▼

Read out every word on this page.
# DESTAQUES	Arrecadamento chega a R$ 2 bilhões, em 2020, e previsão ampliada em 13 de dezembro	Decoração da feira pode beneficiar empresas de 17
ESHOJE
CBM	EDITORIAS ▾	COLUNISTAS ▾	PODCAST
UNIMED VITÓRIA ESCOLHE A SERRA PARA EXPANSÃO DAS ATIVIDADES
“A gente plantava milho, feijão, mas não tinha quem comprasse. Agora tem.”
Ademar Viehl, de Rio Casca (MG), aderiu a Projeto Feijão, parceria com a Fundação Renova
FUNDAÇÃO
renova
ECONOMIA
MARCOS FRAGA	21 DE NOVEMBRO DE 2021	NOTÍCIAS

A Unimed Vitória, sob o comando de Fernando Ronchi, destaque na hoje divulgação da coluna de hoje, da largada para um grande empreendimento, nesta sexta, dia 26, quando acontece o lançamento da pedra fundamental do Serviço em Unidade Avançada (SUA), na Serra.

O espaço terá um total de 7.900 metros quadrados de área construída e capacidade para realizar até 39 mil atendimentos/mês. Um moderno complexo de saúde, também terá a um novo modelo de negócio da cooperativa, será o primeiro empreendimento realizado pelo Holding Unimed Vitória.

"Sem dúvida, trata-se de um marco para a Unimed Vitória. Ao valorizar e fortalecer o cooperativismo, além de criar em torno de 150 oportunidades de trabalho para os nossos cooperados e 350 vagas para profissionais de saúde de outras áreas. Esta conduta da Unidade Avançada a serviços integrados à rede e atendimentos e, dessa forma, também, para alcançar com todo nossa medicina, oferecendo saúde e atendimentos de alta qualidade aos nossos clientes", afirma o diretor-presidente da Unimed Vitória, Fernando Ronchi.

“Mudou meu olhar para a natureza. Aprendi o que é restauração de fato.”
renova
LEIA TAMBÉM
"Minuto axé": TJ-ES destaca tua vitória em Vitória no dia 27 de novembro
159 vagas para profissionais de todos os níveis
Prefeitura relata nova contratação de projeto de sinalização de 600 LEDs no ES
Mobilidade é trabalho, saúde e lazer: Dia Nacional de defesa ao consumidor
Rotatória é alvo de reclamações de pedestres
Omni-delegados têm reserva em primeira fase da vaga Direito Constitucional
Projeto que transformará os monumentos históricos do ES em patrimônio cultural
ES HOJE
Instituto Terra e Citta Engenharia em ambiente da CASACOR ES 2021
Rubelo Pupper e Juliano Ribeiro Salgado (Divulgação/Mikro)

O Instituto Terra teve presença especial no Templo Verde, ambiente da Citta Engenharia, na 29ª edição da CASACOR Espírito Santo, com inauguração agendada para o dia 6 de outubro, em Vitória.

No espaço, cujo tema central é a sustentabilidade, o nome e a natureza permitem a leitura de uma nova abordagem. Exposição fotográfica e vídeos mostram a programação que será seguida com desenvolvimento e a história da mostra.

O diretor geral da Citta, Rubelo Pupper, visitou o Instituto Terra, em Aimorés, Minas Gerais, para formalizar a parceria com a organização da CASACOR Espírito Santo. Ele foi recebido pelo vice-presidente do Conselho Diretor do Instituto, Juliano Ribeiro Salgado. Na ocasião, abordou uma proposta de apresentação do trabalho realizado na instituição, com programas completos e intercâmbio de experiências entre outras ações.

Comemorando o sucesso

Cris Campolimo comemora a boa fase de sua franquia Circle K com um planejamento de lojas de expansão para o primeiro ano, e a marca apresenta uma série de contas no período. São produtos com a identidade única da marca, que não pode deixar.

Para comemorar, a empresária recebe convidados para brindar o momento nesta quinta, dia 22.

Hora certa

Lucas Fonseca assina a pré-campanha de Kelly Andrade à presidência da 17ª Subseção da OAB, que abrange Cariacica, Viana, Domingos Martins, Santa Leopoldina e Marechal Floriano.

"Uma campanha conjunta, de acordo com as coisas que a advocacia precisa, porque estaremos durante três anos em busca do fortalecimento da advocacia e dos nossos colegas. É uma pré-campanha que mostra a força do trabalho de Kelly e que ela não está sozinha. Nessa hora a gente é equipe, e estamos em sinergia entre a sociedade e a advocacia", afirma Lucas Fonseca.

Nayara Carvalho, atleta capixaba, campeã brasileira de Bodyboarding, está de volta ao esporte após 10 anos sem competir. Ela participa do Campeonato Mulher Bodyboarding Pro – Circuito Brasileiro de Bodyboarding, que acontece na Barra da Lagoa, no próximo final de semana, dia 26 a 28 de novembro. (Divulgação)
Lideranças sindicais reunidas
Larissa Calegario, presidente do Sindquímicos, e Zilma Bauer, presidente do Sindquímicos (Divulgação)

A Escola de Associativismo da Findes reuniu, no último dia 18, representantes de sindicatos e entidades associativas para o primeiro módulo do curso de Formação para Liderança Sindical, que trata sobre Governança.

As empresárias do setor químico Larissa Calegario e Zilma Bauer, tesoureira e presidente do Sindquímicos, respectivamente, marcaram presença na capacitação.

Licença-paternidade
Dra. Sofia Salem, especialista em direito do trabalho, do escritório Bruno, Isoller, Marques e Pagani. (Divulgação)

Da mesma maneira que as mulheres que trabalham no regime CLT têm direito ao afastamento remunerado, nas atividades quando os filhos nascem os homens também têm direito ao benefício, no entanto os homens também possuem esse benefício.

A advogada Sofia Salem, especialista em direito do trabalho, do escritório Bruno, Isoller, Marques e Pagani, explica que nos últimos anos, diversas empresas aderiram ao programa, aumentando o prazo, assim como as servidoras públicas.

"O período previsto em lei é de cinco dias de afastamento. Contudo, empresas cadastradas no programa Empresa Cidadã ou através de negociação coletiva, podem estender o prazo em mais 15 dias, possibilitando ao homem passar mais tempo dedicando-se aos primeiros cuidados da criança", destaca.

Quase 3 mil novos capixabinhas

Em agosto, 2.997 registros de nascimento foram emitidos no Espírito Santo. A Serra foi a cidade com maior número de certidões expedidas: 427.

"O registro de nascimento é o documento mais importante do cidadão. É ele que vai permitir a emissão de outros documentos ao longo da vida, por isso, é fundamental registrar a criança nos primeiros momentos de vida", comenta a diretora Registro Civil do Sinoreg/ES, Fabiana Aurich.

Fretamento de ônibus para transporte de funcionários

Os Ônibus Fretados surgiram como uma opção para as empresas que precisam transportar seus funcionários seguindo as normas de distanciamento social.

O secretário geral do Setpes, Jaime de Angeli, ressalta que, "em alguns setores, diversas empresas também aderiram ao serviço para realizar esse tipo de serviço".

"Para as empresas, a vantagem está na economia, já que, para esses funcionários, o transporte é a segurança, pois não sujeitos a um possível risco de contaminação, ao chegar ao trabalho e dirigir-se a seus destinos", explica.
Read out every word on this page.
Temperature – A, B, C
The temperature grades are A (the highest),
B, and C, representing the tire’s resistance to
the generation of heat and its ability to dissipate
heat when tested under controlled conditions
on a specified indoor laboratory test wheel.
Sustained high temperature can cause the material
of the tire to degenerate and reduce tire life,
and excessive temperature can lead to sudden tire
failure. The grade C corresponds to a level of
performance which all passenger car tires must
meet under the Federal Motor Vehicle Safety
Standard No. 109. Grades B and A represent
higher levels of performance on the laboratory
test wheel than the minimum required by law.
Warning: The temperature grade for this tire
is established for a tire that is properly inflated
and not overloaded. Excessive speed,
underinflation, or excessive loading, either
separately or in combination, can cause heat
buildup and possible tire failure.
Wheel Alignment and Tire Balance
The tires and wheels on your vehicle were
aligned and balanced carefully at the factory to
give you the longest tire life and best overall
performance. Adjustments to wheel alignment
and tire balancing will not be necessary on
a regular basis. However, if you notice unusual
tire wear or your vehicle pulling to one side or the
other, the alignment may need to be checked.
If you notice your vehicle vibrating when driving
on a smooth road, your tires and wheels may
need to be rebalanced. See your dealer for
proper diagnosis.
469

▲

#### WORK TO COMPLETE
Output all of the material, please, exactly as it stands.

#### TASK SOLUTION
Read out every word on this page.
# DESTAQUES	Arrecadamento chega a R$ 2 bilhões, em 2020, e previsão ampliada em 13 de dezembro	Decoração da feira pode beneficiar empresas de 17
ESHOJE
CBM	EDITORIAS ▾	COLUNISTAS ▾	PODCAST
UNIMED VITÓRIA ESCOLHE A SERRA PARA EXPANSÃO DAS ATIVIDADES
“A gente plantava milho, feijão, mas não tinha quem comprasse. Agora tem.”
Ademar Viehl, de Rio Casca (MG), aderiu a Projeto Feijão, parceria com a Fundação Renova
FUNDAÇÃO
renova
ECONOMIA
MARCOS FRAGA	21 DE NOVEMBRO DE 2021	NOTÍCIAS

A Unimed Vitória, sob o comando de Fernando Ronchi, destaque na hoje divulgação da coluna de hoje, da largada para um grande empreendimento, nesta sexta, dia 26, quando acontece o lançamento da pedra fundamental do Serviço em Unidade Avançada (SUA), na Serra.

O espaço terá um total de 7.900 metros quadrados de área construída e capacidade para realizar até 39 mil atendimentos/mês. Um moderno complexo de saúde, também terá a um novo modelo de negócio da cooperativa, será o primeiro empreendimento realizado pelo Holding Unimed Vitória.

"Sem dúvida, trata-se de um marco para a Unimed Vitória. Ao valorizar e fortalecer o cooperativismo, além de criar em torno de 150 oportunidades de trabalho para os nossos cooperados e 350 vagas para profissionais de saúde de outras áreas. Esta conduta da Unidade Avançada a serviços integrados à rede e atendimentos e, dessa forma, também, para alcançar com todo nossa medicina, oferecendo saúde e atendimentos de alta qualidade aos nossos clientes", afirma o diretor-presidente da Unimed Vitória, Fernando Ronchi.

“Mudou meu olhar para a natureza. Aprendi o que é restauração de fato.”
renova
LEIA TAMBÉM
"Minuto axé": TJ-ES destaca tua vitória em Vitória no dia 27 de novembro
159 vagas para profissionais de todos os níveis
Prefeitura relata nova contratação de projeto de sinalização de 600 LEDs no ES
Mobilidade é trabalho, saúde e lazer: Dia Nacional de defesa ao consumidor
Rotatória é alvo de reclamações de pedestres
Omni-delegados têm reserva em primeira fase da vaga Direito Constitucional
Projeto que transformará os monumentos históricos do ES em patrimônio cultural
ES HOJE
Instituto Terra e Citta Engenharia em ambiente da CASACOR ES 2021
Rubelo Pupper e Juliano Ribeiro Salgado (Divulgação/Mikro)

O Instituto Terra teve presença especial no Templo Verde, ambiente da Citta Engenharia, na 29ª edição da CASACOR Espírito Santo, com inauguração agendada para o dia 6 de outubro, em Vitória.

No espaço, cujo tema central é a sustentabilidade, o nome e a natureza permitem a leitura de uma nova abordagem. Exposição fotográfica e vídeos mostram a programação que será seguida com desenvolvimento e a história da mostra.

O diretor geral da Citta, Rubelo Pupper, visitou o Instituto Terra, em Aimorés, Minas Gerais, para formalizar a parceria com a organização da CASACOR Espírito Santo. Ele foi recebido pelo vice-presidente do Conselho Diretor do Instituto, Juliano Ribeiro Salgado. Na ocasião, abordou uma proposta de apresentação do trabalho realizado na instituição, com programas completos e intercâmbio de experiências entre outras ações.

Comemorando o sucesso

Cris Campolimo comemora a boa fase de sua franquia Circle K com um planejamento de lojas de expansão para o primeiro ano, e a marca apresenta uma série de contas no período. São produtos com a identidade única da marca, que não pode deixar.

Para comemorar, a empresária recebe convidados para brindar o momento nesta quinta, dia 22.

Hora certa

Lucas Fonseca assina a pré-campanha de Kelly Andrade à presidência da 17ª Subseção da OAB, que abrange Cariacica, Viana, Domingos Martins, Santa Leopoldina e Marechal Floriano.

"Uma campanha conjunta, de acordo com as coisas que a advocacia precisa, porque estaremos durante três anos em busca do fortalecimento da advocacia e dos nossos colegas. É uma pré-campanha que mostra a força do trabalho de Kelly e que ela não está sozinha. Nessa hora a gente é equipe, e estamos em sinergia entre a sociedade e a advocacia", afirma Lucas Fonseca.

Nayara Carvalho, atleta capixaba, campeã brasileira de Bodyboarding, está de volta ao esporte após 10 anos sem competir. Ela participa do Campeonato Mulher Bodyboarding Pro – Circuito Brasileiro de Bodyboarding, que acontece na Barra da Lagoa, no próximo final de semana, dia 26 a 28 de novembro. (Divulgação)
Lideranças sindicais reunidas
Larissa Calegario, presidente do Sindquímicos, e Zilma Bauer, presidente do Sindquímicos (Divulgação)

A Escola de Associativismo da Findes reuniu, no último dia 18, representantes de sindicatos e entidades associativas para o primeiro módulo do curso de Formação para Liderança Sindical, que trata sobre Governança.

As empresárias do setor químico Larissa Calegario e Zilma Bauer, tesoureira e presidente do Sindquímicos, respectivamente, marcaram presença na capacitação.

Licença-paternidade
Dra. Sofia Salem, especialista em direito do trabalho, do escritório Bruno, Isoller, Marques e Pagani. (Divulgação)

Da mesma maneira que as mulheres que trabalham no regime CLT têm direito ao afastamento remunerado, nas atividades quando os filhos nascem os homens também têm direito ao benefício, no entanto os homens também possuem esse benefício.

A advogada Sofia Salem, especialista em direito do trabalho, do escritório Bruno, Isoller, Marques e Pagani, explica que nos últimos anos, diversas empresas aderiram ao programa, aumentando o prazo, assim como as servidoras públicas.

"O período previsto em lei é de cinco dias de afastamento. Contudo, empresas cadastradas no programa Empresa Cidadã ou através de negociação coletiva, podem estender o prazo em mais 15 dias, possibilitando ao homem passar mais tempo dedicando-se aos primeiros cuidados da criança", destaca.

Quase 3 mil novos capixabinhas

Em agosto, 2.997 registros de nascimento foram emitidos no Espírito Santo. A Serra foi a cidade com maior número de certidões expedidas: 427.

"O registro de nascimento é o documento mais importante do cidadão. É ele que vai permitir a emissão de outros documentos ao longo da vida, por isso, é fundamental registrar a criança nos primeiros momentos de vida", comenta a diretora Registro Civil do Sinoreg/ES, Fabiana Aurich.

Fretamento de ônibus para transporte de funcionários

Os Ônibus Fretados surgiram como uma opção para as empresas que precisam transportar seus funcionários seguindo as normas de distanciamento social.

O secretário geral do Setpes, Jaime de Angeli, ressalta que, "em alguns setores, diversas empresas também aderiram ao serviço para realizar esse tipo de serviço".

"Para as empresas, a vantagem está na economia, já que, para esses funcionários, o transporte é a segurança, pois não sujeitos a um possível risco de contaminação, ao chegar ao trabalho e dirigir-se a seus destinos", explica.
Read out every word on this page.
Temperature – A, B, C
The temperature grades are A (the highest),
B, and C, representing the tire’s resistance to
the generation of heat and its ability to dissipate
heat when tested under controlled conditions
on a specified indoor laboratory test wheel.
Sustained high temperature can cause the material
of the tire to degenerate and reduce tire life,
and excessive temperature can lead to sudden tire
failure. The grade C corresponds to a level of
performance which all passenger car tires must
meet under the Federal Motor Vehicle Safety
Standard No. 109. Grades B and A represent
higher levels of performance on the laboratory
test wheel than the minimum required by law.
Warning: The temperature grade for this tire
is established for a tire that is properly inflated
and not overloaded. Excessive speed,
underinflation, or excessive loading, either
separately or in combination, can cause heat
buildup and possible tire failure.
Wheel Alignment and Tire Balance
The tires and wheels on your vehicle were
aligned and balanced carefully at the factory to
give you the longest tire life and best overall
performance. Adjustments to wheel alignment
and tire balancing will not be necessary on
a regular basis. However, if you notice unusual
tire wear or your vehicle pulling to one side or the
other, the alignment may need to be checked.
If you notice your vehicle vibrating when driving
on a smooth road, your tires and wheels may
need to be rebalanced. See your dealer for
proper diagnosis.
469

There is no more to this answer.